=== Input for this task ===
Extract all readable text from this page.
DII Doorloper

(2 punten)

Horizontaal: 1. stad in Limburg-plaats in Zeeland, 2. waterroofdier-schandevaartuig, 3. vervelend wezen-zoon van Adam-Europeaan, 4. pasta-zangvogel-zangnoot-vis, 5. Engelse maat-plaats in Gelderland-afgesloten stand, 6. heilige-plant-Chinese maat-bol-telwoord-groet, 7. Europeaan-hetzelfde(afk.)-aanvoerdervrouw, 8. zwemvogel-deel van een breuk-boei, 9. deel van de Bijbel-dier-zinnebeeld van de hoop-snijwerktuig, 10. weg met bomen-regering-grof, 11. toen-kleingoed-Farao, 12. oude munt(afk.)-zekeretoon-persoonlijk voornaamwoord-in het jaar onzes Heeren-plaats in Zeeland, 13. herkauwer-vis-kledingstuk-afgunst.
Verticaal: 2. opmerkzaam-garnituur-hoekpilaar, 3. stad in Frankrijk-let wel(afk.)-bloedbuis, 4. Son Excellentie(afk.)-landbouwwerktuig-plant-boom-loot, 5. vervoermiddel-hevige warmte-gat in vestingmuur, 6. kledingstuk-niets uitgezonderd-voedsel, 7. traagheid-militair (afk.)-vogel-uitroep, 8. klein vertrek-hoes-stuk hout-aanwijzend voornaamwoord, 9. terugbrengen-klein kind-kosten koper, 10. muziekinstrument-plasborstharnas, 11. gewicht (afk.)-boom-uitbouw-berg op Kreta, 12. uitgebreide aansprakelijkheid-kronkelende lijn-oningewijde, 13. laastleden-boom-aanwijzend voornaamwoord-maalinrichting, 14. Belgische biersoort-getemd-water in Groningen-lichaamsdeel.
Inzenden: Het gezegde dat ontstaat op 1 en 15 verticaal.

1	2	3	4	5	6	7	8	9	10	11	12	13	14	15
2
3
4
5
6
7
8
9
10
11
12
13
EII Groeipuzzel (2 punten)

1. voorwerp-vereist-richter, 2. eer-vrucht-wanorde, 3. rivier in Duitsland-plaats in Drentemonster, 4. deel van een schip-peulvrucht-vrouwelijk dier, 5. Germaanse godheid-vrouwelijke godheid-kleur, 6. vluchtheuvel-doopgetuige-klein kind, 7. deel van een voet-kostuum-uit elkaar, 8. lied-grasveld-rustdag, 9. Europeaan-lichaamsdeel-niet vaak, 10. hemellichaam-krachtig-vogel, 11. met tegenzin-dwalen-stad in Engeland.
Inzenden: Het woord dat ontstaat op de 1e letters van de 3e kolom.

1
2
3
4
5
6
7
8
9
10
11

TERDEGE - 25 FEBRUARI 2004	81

=== Exercise task ===
Output all preceding records character for character.

=== Task answer ===
Extract all readable text from this page.
DII Doorloper

(2 punten)

Horizontaal: 1. stad in Limburg-plaats in Zeeland, 2. waterroofdier-schandevaartuig, 3. vervelend wezen-zoon van Adam-Europeaan, 4. pasta-zangvogel-zangnoot-vis, 5. Engelse maat-plaats in Gelderland-afgesloten stand, 6. heilige-plant-Chinese maat-bol-telwoord-groet, 7. Europeaan-hetzelfde(afk.)-aanvoerdervrouw, 8. zwemvogel-deel van een breuk-boei, 9. deel van de Bijbel-dier-zinnebeeld van de hoop-snijwerktuig, 10. weg met bomen-regering-grof, 11. toen-kleingoed-Farao, 12. oude munt(afk.)-zekeretoon-persoonlijk voornaamwoord-in het jaar onzes Heeren-plaats in Zeeland, 13. herkauwer-vis-kledingstuk-afgunst.
Verticaal: 2. opmerkzaam-garnituur-hoekpilaar, 3. stad in Frankrijk-let wel(afk.)-bloedbuis, 4. Son Excellentie(afk.)-landbouwwerktuig-plant-boom-loot, 5. vervoermiddel-hevige warmte-gat in vestingmuur, 6. kledingstuk-niets uitgezonderd-voedsel, 7. traagheid-militair (afk.)-vogel-uitroep, 8. klein vertrek-hoes-stuk hout-aanwijzend voornaamwoord, 9. terugbrengen-klein kind-kosten koper, 10. muziekinstrument-plasborstharnas, 11. gewicht (afk.)-boom-uitbouw-berg op Kreta, 12. uitgebreide aansprakelijkheid-kronkelende lijn-oningewijde, 13. laastleden-boom-aanwijzend voornaamwoord-maalinrichting, 14. Belgische biersoort-getemd-water in Groningen-lichaamsdeel.
Inzenden: Het gezegde dat ontstaat op 1 en 15 verticaal.

1	2	3	4	5	6	7	8	9	10	11	12	13	14	15
2
3
4
5
6
7
8
9
10
11
12
13
EII Groeipuzzel (2 punten)

1. voorwerp-vereist-richter, 2. eer-vrucht-wanorde, 3. rivier in Duitsland-plaats in Drentemonster, 4. deel van een schip-peulvrucht-vrouwelijk dier, 5. Germaanse godheid-vrouwelijke godheid-kleur, 6. vluchtheuvel-doopgetuige-klein kind, 7. deel van een voet-kostuum-uit elkaar, 8. lied-grasveld-rustdag, 9. Europeaan-lichaamsdeel-niet vaak, 10. hemellichaam-krachtig-vogel, 11. met tegenzin-dwalen-stad in Engeland.
Inzenden: Het woord dat ontstaat op de 1e letters van de 3e kolom.

1
2
3
4
5
6
7
8
9
10
11

TERDEGE - 25 FEBRUARI 2004	81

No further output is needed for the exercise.